[Stored data entries]
**********

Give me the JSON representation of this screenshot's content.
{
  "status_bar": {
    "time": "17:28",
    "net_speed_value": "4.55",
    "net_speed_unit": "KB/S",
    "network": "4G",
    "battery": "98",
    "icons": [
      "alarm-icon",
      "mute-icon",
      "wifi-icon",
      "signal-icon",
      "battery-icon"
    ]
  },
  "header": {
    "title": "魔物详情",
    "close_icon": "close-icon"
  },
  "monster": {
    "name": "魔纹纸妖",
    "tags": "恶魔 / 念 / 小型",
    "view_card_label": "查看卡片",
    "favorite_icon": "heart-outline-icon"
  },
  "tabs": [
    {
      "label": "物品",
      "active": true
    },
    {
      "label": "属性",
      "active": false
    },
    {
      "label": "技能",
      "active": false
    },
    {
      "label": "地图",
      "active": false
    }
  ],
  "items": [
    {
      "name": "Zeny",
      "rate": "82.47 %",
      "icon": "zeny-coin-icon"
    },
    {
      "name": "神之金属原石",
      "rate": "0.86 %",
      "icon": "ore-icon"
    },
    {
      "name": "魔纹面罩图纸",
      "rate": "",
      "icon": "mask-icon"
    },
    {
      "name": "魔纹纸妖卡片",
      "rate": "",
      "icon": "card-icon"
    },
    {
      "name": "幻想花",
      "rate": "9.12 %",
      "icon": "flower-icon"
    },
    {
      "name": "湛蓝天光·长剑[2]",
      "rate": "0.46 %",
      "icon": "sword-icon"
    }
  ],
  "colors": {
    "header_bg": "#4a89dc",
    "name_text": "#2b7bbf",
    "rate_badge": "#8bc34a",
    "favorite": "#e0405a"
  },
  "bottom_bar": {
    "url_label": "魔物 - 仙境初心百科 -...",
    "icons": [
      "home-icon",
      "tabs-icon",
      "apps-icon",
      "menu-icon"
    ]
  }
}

**********

== Directions for this task ==
Using the data above, repeat every line exactly.

== Correct answer ==
Give me the JSON representation of this screenshot's content.
{
  "status_bar": {
    "time": "17:28",
    "net_speed_value": "4.55",
    "net_speed_unit": "KB/S",
    "network": "4G",
    "battery": "98",
    "icons": [
      "alarm-icon",
      "mute-icon",
      "wifi-icon",
      "signal-icon",
      "battery-icon"
    ]
  },
  "header": {
    "title": "魔物详情",
    "close_icon": "close-icon"
  },
  "monster": {
    "name": "魔纹纸妖",
    "tags": "恶魔 / 念 / 小型",
    "view_card_label": "查看卡片",
    "favorite_icon": "heart-outline-icon"
  },
  "tabs": [
    {
      "label": "物品",
      "active": true
    },
    {
      "label": "属性",
      "active": false
    },
    {
      "label": "技能",
      "active": false
    },
    {
      "label": "地图",
      "active": false
    }
  ],
  "items": [
    {
      "name": "Zeny",
      "rate": "82.47 %",
      "icon": "zeny-coin-icon"
    },
    {
      "name": "神之金属原石",
      "rate": "0.86 %",
      "icon": "ore-icon"
    },
    {
      "name": "魔纹面罩图纸",
      "rate": "",
      "icon": "mask-icon"
    },
    {
      "name": "魔纹纸妖卡片",
      "rate": "",
      "icon": "card-icon"
    },
    {
      "name": "幻想花",
      "rate": "9.12 %",
      "icon": "flower-icon"
    },
    {
      "name": "湛蓝天光·长剑[2]",
      "rate": "0.46 %",
      "icon": "sword-icon"
    }
  ],
  "colors": {
    "header_bg": "#4a89dc",
    "name_text": "#2b7bbf",
    "rate_badge": "#8bc34a",
    "favorite": "#e0405a"
  },
  "bottom_bar": {
    "url_label": "魔物 - 仙境初心百科 -...",
    "icons": [
      "home-icon",
      "tabs-icon",
      "apps-icon",
      "menu-icon"
    ]
  }
}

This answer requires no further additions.